Data entries

────────────────────

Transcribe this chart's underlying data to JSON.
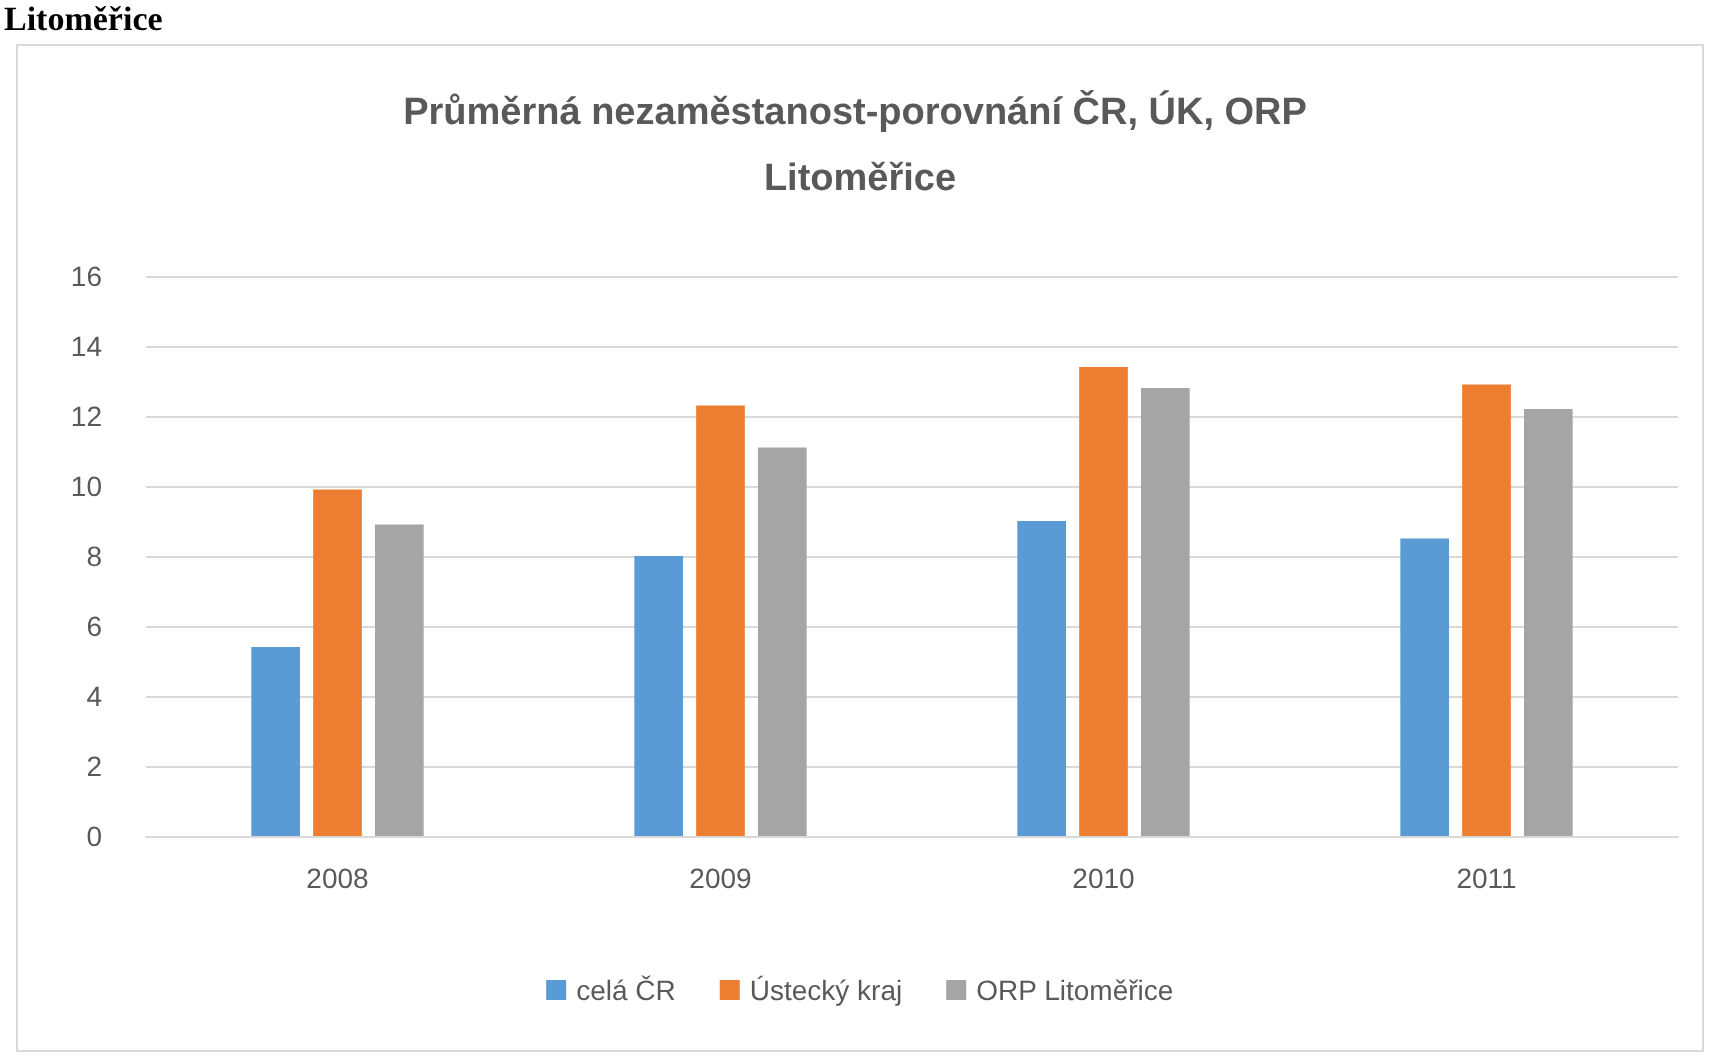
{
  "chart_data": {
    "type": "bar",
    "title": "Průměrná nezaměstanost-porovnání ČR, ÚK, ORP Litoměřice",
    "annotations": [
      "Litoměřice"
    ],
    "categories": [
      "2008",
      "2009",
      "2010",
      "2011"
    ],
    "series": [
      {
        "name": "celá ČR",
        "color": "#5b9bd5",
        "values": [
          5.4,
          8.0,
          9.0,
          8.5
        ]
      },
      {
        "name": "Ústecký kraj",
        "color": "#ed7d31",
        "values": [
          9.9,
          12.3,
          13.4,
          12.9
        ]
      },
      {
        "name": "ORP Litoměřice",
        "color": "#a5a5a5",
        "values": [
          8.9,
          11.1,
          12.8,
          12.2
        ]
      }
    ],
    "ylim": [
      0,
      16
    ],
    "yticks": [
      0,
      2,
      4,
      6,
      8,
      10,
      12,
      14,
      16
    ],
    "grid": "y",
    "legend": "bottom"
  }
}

────────────────────

* Short exercise: Pick out each line that holds the string "color".

* Correct output:
        "color": "#5b9bd5",
        "color": "#ed7d31",
        "color": "#a5a5a5",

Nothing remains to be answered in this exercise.